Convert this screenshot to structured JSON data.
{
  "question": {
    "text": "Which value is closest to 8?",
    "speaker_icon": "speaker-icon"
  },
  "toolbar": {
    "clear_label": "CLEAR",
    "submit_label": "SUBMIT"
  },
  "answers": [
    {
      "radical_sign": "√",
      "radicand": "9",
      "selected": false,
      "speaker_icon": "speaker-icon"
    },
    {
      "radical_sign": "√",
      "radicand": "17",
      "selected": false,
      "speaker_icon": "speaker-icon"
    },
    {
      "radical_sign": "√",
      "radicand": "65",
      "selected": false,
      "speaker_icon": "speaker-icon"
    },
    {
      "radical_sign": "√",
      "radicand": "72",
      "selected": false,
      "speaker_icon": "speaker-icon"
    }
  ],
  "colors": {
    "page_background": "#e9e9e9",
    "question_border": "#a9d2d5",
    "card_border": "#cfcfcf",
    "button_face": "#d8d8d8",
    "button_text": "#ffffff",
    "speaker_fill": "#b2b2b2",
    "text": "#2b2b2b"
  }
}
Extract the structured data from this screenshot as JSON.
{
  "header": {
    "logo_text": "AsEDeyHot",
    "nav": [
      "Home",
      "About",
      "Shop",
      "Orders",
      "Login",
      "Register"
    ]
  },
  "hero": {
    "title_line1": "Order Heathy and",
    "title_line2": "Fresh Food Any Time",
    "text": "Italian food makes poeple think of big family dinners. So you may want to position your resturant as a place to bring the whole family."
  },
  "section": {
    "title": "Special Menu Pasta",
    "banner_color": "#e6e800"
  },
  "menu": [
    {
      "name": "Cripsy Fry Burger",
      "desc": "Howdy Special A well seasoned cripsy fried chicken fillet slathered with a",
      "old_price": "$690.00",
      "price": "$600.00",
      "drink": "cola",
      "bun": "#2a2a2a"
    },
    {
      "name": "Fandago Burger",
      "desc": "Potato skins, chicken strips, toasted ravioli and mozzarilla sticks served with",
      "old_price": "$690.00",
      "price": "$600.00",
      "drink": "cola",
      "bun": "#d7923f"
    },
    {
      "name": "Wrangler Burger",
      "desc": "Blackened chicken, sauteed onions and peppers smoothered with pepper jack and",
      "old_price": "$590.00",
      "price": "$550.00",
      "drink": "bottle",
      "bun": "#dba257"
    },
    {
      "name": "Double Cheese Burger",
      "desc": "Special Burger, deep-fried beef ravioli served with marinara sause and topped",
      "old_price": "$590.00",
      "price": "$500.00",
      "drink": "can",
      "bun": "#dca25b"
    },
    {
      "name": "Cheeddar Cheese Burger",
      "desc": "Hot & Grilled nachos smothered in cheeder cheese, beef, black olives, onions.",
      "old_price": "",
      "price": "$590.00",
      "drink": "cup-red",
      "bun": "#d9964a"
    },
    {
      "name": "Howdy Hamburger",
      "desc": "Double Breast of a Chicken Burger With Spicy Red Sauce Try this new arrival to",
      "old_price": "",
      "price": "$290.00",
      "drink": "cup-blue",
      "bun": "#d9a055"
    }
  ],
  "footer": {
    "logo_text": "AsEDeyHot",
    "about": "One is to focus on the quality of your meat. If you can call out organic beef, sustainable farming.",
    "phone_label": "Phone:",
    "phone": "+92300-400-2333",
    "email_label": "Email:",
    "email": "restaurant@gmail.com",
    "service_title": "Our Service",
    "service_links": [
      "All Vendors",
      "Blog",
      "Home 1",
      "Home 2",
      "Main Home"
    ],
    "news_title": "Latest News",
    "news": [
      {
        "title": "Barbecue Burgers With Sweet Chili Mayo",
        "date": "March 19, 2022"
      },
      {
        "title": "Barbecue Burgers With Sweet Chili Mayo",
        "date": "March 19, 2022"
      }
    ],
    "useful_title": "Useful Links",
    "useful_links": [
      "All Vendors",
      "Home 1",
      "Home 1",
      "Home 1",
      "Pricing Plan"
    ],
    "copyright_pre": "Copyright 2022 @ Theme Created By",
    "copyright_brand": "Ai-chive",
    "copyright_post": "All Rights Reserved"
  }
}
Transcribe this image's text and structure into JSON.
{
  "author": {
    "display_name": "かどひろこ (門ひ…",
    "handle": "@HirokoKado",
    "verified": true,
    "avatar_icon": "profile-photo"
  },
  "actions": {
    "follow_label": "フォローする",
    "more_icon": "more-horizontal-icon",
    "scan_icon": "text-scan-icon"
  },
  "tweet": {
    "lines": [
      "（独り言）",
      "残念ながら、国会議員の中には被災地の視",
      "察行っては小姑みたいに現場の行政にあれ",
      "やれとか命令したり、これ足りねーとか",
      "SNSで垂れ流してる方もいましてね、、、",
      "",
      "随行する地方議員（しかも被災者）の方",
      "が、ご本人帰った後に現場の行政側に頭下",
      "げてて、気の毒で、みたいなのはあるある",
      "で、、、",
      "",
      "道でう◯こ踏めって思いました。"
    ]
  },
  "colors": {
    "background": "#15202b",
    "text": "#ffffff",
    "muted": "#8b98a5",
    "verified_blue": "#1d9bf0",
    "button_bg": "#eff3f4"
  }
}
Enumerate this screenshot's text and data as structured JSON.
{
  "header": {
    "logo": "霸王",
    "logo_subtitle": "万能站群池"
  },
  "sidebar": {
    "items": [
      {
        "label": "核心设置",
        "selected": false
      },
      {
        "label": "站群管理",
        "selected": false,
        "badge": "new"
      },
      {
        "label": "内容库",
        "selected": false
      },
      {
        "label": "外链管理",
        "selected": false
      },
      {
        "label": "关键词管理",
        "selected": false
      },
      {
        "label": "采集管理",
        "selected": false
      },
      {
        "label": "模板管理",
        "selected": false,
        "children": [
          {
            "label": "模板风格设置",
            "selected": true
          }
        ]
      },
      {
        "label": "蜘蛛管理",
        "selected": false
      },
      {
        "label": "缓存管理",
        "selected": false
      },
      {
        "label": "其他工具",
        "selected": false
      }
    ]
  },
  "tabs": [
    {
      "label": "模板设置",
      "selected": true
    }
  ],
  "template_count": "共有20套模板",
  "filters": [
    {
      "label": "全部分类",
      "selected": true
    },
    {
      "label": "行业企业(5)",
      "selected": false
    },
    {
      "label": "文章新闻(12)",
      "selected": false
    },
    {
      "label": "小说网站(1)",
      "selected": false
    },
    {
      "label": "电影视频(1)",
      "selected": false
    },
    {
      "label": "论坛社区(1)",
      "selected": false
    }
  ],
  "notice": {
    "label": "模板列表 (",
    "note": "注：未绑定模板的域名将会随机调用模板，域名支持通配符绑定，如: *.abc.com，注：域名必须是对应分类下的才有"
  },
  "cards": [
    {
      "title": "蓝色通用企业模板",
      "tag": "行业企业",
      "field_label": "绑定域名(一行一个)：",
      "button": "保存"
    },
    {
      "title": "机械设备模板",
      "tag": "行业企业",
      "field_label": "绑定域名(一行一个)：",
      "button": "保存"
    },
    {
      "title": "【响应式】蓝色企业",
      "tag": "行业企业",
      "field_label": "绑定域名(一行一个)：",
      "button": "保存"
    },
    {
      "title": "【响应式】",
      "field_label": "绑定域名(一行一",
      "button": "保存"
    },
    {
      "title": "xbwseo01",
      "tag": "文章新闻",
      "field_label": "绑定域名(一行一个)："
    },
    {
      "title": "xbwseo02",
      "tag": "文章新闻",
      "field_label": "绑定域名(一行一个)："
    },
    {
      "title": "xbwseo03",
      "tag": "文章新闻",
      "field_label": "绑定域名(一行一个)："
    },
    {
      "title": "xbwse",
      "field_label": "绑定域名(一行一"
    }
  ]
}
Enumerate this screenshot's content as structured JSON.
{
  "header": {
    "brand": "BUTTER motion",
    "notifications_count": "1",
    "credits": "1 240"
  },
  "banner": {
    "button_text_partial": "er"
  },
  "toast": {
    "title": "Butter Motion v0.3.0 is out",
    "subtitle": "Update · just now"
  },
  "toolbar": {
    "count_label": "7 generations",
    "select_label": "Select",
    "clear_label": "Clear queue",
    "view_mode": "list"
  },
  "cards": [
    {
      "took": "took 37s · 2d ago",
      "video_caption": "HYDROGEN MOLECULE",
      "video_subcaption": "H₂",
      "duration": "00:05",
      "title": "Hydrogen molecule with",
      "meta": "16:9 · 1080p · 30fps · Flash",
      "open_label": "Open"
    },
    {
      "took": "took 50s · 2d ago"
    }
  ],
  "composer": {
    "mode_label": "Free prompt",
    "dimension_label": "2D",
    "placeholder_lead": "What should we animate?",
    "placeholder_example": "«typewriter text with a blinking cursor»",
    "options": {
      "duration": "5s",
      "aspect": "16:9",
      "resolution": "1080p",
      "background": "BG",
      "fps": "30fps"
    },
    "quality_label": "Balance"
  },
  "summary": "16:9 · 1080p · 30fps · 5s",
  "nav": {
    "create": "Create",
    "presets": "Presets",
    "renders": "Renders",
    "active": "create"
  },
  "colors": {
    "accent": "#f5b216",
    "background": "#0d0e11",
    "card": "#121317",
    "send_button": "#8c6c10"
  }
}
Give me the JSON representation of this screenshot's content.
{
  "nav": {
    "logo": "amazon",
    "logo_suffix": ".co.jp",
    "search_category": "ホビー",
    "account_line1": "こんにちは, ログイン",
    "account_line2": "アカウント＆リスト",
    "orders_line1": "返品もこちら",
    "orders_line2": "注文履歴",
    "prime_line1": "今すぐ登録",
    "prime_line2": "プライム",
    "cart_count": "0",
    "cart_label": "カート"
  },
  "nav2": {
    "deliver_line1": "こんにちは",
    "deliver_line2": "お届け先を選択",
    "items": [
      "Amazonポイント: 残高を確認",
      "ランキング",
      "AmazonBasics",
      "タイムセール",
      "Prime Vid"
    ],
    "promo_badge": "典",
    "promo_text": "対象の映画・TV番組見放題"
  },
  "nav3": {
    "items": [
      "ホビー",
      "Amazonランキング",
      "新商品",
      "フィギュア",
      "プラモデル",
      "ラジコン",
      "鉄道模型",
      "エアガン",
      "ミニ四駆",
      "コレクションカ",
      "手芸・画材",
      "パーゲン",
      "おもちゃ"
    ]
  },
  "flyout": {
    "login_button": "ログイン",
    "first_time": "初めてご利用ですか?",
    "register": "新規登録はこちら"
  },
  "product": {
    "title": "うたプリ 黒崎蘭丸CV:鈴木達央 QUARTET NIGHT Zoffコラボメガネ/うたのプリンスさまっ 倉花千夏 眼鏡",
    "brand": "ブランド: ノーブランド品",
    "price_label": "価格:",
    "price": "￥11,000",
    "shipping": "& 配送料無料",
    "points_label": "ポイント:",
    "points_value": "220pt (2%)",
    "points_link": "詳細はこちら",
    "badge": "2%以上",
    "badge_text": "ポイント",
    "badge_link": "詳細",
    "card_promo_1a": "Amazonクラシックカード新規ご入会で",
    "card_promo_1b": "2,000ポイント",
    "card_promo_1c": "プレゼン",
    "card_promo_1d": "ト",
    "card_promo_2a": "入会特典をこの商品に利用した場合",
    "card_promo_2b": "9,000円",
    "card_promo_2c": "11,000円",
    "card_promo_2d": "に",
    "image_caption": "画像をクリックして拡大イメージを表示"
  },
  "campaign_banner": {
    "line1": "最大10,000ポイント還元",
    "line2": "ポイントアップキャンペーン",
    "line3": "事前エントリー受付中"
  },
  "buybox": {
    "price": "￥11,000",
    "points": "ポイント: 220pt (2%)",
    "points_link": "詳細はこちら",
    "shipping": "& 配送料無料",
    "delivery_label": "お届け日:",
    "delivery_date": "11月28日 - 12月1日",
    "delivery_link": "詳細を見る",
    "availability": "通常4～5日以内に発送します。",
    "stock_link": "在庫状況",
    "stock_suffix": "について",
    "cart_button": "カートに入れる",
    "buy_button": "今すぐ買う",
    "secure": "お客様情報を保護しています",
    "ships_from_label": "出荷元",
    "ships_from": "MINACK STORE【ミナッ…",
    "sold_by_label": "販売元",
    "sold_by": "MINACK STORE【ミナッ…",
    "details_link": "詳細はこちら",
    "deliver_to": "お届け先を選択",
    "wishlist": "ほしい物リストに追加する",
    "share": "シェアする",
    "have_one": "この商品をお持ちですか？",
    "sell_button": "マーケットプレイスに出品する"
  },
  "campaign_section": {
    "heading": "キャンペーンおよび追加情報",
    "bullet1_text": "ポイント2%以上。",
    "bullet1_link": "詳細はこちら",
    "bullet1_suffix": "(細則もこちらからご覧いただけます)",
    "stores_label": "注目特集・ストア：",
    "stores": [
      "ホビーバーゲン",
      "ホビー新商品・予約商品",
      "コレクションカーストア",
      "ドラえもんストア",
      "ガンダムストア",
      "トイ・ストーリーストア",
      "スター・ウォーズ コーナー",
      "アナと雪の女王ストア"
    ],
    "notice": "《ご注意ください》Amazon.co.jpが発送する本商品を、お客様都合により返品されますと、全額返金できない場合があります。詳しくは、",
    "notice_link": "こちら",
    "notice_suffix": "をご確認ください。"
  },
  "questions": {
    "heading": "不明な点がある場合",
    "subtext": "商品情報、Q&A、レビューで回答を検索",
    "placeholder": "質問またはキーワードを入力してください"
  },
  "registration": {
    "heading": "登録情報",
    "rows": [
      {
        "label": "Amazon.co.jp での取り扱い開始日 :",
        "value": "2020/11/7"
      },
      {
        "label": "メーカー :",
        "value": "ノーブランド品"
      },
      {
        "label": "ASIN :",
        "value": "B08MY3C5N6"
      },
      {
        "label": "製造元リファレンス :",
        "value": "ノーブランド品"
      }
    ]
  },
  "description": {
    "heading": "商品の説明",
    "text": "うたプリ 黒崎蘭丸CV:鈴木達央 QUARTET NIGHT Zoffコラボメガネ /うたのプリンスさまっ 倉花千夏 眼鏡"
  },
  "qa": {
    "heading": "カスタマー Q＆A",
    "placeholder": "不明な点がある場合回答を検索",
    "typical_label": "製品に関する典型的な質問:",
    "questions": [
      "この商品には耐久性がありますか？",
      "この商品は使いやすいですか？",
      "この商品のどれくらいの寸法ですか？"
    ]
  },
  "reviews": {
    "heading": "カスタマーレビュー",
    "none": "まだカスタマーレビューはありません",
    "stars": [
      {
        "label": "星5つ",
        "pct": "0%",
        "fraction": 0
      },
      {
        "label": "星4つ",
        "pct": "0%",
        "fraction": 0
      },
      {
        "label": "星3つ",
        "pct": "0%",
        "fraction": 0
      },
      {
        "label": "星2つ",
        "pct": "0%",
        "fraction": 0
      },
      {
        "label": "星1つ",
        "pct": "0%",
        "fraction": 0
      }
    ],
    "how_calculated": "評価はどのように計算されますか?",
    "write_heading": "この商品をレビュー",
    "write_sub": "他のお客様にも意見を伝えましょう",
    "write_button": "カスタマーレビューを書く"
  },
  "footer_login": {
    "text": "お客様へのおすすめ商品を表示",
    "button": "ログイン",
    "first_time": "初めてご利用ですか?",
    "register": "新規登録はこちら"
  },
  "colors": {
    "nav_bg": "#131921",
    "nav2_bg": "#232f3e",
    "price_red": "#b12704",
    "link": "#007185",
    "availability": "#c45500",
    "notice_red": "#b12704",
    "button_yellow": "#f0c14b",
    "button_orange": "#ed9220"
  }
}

####

How many lines of the data contain the word "availability"? Answer with the number alone.

2